What is being asked:
Write out all of the lines below, exactly and completely.

Stored data:
§ §

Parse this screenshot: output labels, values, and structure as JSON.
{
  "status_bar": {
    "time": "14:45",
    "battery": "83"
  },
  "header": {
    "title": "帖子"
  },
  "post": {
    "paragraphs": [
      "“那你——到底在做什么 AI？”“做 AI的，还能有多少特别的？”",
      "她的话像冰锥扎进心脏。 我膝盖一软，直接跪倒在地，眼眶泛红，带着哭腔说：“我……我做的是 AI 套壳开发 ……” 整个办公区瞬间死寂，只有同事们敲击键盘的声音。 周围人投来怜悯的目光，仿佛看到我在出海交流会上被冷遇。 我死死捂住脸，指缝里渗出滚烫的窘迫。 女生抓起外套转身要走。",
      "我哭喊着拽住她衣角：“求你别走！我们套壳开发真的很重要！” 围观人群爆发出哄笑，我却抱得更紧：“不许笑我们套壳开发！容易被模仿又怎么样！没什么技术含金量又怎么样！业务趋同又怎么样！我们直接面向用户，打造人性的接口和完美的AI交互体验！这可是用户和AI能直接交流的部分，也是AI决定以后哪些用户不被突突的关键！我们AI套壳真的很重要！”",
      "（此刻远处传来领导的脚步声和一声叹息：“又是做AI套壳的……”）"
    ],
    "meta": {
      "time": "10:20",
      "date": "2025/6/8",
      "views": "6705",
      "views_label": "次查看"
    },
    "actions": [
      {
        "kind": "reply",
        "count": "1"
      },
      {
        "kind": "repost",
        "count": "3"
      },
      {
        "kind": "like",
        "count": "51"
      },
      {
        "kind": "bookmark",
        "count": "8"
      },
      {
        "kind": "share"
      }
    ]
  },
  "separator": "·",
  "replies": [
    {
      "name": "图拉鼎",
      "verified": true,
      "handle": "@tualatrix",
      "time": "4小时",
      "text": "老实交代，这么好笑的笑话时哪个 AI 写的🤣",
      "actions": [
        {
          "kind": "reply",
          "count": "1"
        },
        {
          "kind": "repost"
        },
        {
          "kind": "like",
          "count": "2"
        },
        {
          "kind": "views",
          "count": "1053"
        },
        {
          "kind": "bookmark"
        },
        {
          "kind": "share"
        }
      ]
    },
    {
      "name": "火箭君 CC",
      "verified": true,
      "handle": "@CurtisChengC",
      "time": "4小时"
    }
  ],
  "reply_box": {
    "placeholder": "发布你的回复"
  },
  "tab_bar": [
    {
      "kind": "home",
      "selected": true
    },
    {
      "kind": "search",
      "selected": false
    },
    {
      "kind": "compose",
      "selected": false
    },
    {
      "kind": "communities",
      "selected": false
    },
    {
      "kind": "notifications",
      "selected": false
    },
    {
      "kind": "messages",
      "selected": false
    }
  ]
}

§ §

Solution to the exercise:
Parse this screenshot: output labels, values, and structure as JSON.
{
  "status_bar": {
    "time": "14:45",
    "battery": "83"
  },
  "header": {
    "title": "帖子"
  },
  "post": {
    "paragraphs": [
      "“那你——到底在做什么 AI？”“做 AI的，还能有多少特别的？”",
      "她的话像冰锥扎进心脏。 我膝盖一软，直接跪倒在地，眼眶泛红，带着哭腔说：“我……我做的是 AI 套壳开发 ……” 整个办公区瞬间死寂，只有同事们敲击键盘的声音。 周围人投来怜悯的目光，仿佛看到我在出海交流会上被冷遇。 我死死捂住脸，指缝里渗出滚烫的窘迫。 女生抓起外套转身要走。",
      "我哭喊着拽住她衣角：“求你别走！我们套壳开发真的很重要！” 围观人群爆发出哄笑，我却抱得更紧：“不许笑我们套壳开发！容易被模仿又怎么样！没什么技术含金量又怎么样！业务趋同又怎么样！我们直接面向用户，打造人性的接口和完美的AI交互体验！这可是用户和AI能直接交流的部分，也是AI决定以后哪些用户不被突突的关键！我们AI套壳真的很重要！”",
      "（此刻远处传来领导的脚步声和一声叹息：“又是做AI套壳的……”）"
    ],
    "meta": {
      "time": "10:20",
      "date": "2025/6/8",
      "views": "6705",
      "views_label": "次查看"
    },
    "actions": [
      {
        "kind": "reply",
        "count": "1"
      },
      {
        "kind": "repost",
        "count": "3"
      },
      {
        "kind": "like",
        "count": "51"
      },
      {
        "kind": "bookmark",
        "count": "8"
      },
      {
        "kind": "share"
      }
    ]
  },
  "separator": "·",
  "replies": [
    {
      "name": "图拉鼎",
      "verified": true,
      "handle": "@tualatrix",
      "time": "4小时",
      "text": "老实交代，这么好笑的笑话时哪个 AI 写的🤣",
      "actions": [
        {
          "kind": "reply",
          "count": "1"
        },
        {
          "kind": "repost"
        },
        {
          "kind": "like",
          "count": "2"
        },
        {
          "kind": "views",
          "count": "1053"
        },
        {
          "kind": "bookmark"
        },
        {
          "kind": "share"
        }
      ]
    },
    {
      "name": "火箭君 CC",
      "verified": true,
      "handle": "@CurtisChengC",
      "time": "4小时"
    }
  ],
  "reply_box": {
    "placeholder": "发布你的回复"
  },
  "tab_bar": [
    {
      "kind": "home",
      "selected": true
    },
    {
      "kind": "search",
      "selected": false
    },
    {
      "kind": "compose",
      "selected": false
    },
    {
      "kind": "communities",
      "selected": false
    },
    {
      "kind": "notifications",
      "selected": false
    },
    {
      "kind": "messages",
      "selected": false
    }
  ]
}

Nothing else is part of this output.